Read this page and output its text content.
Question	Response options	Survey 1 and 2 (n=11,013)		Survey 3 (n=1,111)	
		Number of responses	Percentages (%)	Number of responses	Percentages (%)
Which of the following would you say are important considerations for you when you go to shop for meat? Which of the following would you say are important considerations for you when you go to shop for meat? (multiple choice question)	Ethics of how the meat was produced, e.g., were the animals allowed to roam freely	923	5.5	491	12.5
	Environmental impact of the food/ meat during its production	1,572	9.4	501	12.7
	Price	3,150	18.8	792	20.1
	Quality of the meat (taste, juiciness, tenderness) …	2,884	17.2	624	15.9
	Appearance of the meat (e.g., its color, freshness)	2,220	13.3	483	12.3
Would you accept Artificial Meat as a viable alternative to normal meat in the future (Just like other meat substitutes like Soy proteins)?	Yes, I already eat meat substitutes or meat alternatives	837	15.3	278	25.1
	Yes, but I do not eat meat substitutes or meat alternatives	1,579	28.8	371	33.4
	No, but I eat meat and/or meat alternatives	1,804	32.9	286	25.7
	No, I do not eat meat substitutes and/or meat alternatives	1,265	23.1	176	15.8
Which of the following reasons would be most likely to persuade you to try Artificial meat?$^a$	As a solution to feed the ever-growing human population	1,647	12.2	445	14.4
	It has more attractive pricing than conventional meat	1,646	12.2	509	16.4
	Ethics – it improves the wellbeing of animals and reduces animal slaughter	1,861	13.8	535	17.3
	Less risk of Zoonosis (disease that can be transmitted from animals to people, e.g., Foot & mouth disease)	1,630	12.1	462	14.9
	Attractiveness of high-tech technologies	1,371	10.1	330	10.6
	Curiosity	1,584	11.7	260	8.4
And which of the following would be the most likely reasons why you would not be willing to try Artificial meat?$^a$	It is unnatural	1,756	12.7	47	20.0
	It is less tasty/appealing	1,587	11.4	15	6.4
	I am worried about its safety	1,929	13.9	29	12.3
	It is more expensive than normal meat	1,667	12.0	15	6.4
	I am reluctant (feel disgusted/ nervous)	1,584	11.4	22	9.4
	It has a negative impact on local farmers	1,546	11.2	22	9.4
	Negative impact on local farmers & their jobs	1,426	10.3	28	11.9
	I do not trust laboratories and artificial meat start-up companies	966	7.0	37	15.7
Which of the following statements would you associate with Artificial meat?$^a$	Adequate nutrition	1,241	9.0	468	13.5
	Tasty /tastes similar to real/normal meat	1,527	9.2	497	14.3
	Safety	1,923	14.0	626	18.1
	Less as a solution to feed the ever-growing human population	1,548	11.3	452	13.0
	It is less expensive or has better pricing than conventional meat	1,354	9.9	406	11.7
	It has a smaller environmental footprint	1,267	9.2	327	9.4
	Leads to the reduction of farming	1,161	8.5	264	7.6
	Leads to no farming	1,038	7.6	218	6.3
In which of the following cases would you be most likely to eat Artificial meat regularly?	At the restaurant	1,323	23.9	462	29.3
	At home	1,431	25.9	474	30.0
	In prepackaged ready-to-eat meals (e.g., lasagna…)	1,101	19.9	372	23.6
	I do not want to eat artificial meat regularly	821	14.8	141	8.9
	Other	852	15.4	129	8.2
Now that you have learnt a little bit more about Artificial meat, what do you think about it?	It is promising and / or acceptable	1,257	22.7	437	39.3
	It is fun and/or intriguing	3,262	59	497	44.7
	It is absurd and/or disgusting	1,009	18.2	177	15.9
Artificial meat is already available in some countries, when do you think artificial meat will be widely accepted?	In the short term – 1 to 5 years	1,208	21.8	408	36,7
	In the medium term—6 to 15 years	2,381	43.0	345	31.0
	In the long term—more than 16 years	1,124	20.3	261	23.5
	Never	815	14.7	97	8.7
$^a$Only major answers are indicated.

* **DIRECTIONS FOR THIS TASK**
Write out each line of the data above again, exactly as given.

* **EXPECTED OUTPUT**
Read this page and output its text content.
Question	Response options	Survey 1 and 2 (n=11,013)		Survey 3 (n=1,111)	
		Number of responses	Percentages (%)	Number of responses	Percentages (%)
Which of the following would you say are important considerations for you when you go to shop for meat? Which of the following would you say are important considerations for you when you go to shop for meat? (multiple choice question)	Ethics of how the meat was produced, e.g., were the animals allowed to roam freely	923	5.5	491	12.5
	Environmental impact of the food/ meat during its production	1,572	9.4	501	12.7
	Price	3,150	18.8	792	20.1
	Quality of the meat (taste, juiciness, tenderness) …	2,884	17.2	624	15.9
	Appearance of the meat (e.g., its color, freshness)	2,220	13.3	483	12.3
Would you accept Artificial Meat as a viable alternative to normal meat in the future (Just like other meat substitutes like Soy proteins)?	Yes, I already eat meat substitutes or meat alternatives	837	15.3	278	25.1
	Yes, but I do not eat meat substitutes or meat alternatives	1,579	28.8	371	33.4
	No, but I eat meat and/or meat alternatives	1,804	32.9	286	25.7
	No, I do not eat meat substitutes and/or meat alternatives	1,265	23.1	176	15.8
Which of the following reasons would be most likely to persuade you to try Artificial meat?$^a$	As a solution to feed the ever-growing human population	1,647	12.2	445	14.4
	It has more attractive pricing than conventional meat	1,646	12.2	509	16.4
	Ethics – it improves the wellbeing of animals and reduces animal slaughter	1,861	13.8	535	17.3
	Less risk of Zoonosis (disease that can be transmitted from animals to people, e.g., Foot & mouth disease)	1,630	12.1	462	14.9
	Attractiveness of high-tech technologies	1,371	10.1	330	10.6
	Curiosity	1,584	11.7	260	8.4
And which of the following would be the most likely reasons why you would not be willing to try Artificial meat?$^a$	It is unnatural	1,756	12.7	47	20.0
	It is less tasty/appealing	1,587	11.4	15	6.4
	I am worried about its safety	1,929	13.9	29	12.3
	It is more expensive than normal meat	1,667	12.0	15	6.4
	I am reluctant (feel disgusted/ nervous)	1,584	11.4	22	9.4
	It has a negative impact on local farmers	1,546	11.2	22	9.4
	Negative impact on local farmers & their jobs	1,426	10.3	28	11.9
	I do not trust laboratories and artificial meat start-up companies	966	7.0	37	15.7
Which of the following statements would you associate with Artificial meat?$^a$	Adequate nutrition	1,241	9.0	468	13.5
	Tasty /tastes similar to real/normal meat	1,527	9.2	497	14.3
	Safety	1,923	14.0	626	18.1
	Less as a solution to feed the ever-growing human population	1,548	11.3	452	13.0
	It is less expensive or has better pricing than conventional meat	1,354	9.9	406	11.7
	It has a smaller environmental footprint	1,267	9.2	327	9.4
	Leads to the reduction of farming	1,161	8.5	264	7.6
	Leads to no farming	1,038	7.6	218	6.3
In which of the following cases would you be most likely to eat Artificial meat regularly?	At the restaurant	1,323	23.9	462	29.3
	At home	1,431	25.9	474	30.0
	In prepackaged ready-to-eat meals (e.g., lasagna…)	1,101	19.9	372	23.6
	I do not want to eat artificial meat regularly	821	14.8	141	8.9
	Other	852	15.4	129	8.2
Now that you have learnt a little bit more about Artificial meat, what do you think about it?	It is promising and / or acceptable	1,257	22.7	437	39.3
	It is fun and/or intriguing	3,262	59	497	44.7
	It is absurd and/or disgusting	1,009	18.2	177	15.9
Artificial meat is already available in some countries, when do you think artificial meat will be widely accepted?	In the short term – 1 to 5 years	1,208	21.8	408	36,7
	In the medium term—6 to 15 years	2,381	43.0	345	31.0
	In the long term—more than 16 years	1,124	20.3	261	23.5
	Never	815	14.7	97	8.7
$^a$Only major answers are indicated.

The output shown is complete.